▶ GIVEN INSTRUCTION
Copy the data word for word, keeping every line.

▶ GIVEN RECORDS
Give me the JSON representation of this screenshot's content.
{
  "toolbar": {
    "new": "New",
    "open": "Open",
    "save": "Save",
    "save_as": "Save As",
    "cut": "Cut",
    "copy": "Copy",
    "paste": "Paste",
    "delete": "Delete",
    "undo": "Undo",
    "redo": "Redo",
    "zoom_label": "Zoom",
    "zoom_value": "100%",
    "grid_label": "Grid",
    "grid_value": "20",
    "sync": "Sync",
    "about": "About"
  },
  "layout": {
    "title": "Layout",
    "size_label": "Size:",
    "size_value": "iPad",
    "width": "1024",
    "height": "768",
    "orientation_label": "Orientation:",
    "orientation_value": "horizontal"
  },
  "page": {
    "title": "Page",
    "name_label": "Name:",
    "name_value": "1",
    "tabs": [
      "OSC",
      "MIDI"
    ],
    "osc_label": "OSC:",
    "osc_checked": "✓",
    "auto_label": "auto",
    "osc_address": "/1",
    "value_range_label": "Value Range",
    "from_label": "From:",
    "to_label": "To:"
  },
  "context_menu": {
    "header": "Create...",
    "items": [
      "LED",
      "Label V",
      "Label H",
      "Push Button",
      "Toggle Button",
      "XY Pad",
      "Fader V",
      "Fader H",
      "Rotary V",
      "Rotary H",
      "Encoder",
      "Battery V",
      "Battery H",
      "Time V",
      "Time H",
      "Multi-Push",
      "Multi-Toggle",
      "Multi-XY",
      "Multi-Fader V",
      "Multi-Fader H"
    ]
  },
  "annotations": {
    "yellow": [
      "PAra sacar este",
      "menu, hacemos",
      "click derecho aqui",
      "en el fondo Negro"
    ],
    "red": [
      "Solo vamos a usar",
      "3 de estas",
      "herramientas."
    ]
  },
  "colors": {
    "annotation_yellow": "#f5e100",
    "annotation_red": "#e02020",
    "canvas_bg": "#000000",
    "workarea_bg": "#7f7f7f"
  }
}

▶ CORRECT RESPONSE
Give me the JSON representation of this screenshot's content.
{
  "toolbar": {
    "new": "New",
    "open": "Open",
    "save": "Save",
    "save_as": "Save As",
    "cut": "Cut",
    "copy": "Copy",
    "paste": "Paste",
    "delete": "Delete",
    "undo": "Undo",
    "redo": "Redo",
    "zoom_label": "Zoom",
    "zoom_value": "100%",
    "grid_label": "Grid",
    "grid_value": "20",
    "sync": "Sync",
    "about": "About"
  },
  "layout": {
    "title": "Layout",
    "size_label": "Size:",
    "size_value": "iPad",
    "width": "1024",
    "height": "768",
    "orientation_label": "Orientation:",
    "orientation_value": "horizontal"
  },
  "page": {
    "title": "Page",
    "name_label": "Name:",
    "name_value": "1",
    "tabs": [
      "OSC",
      "MIDI"
    ],
    "osc_label": "OSC:",
    "osc_checked": "✓",
    "auto_label": "auto",
    "osc_address": "/1",
    "value_range_label": "Value Range",
    "from_label": "From:",
    "to_label": "To:"
  },
  "context_menu": {
    "header": "Create...",
    "items": [
      "LED",
      "Label V",
      "Label H",
      "Push Button",
      "Toggle Button",
      "XY Pad",
      "Fader V",
      "Fader H",
      "Rotary V",
      "Rotary H",
      "Encoder",
      "Battery V",
      "Battery H",
      "Time V",
      "Time H",
      "Multi-Push",
      "Multi-Toggle",
      "Multi-XY",
      "Multi-Fader V",
      "Multi-Fader H"
    ]
  },
  "annotations": {
    "yellow": [
      "PAra sacar este",
      "menu, hacemos",
      "click derecho aqui",
      "en el fondo Negro"
    ],
    "red": [
      "Solo vamos a usar",
      "3 de estas",
      "herramientas."
    ]
  },
  "colors": {
    "annotation_yellow": "#f5e100",
    "annotation_red": "#e02020",
    "canvas_bg": "#000000",
    "workarea_bg": "#7f7f7f"
  }
}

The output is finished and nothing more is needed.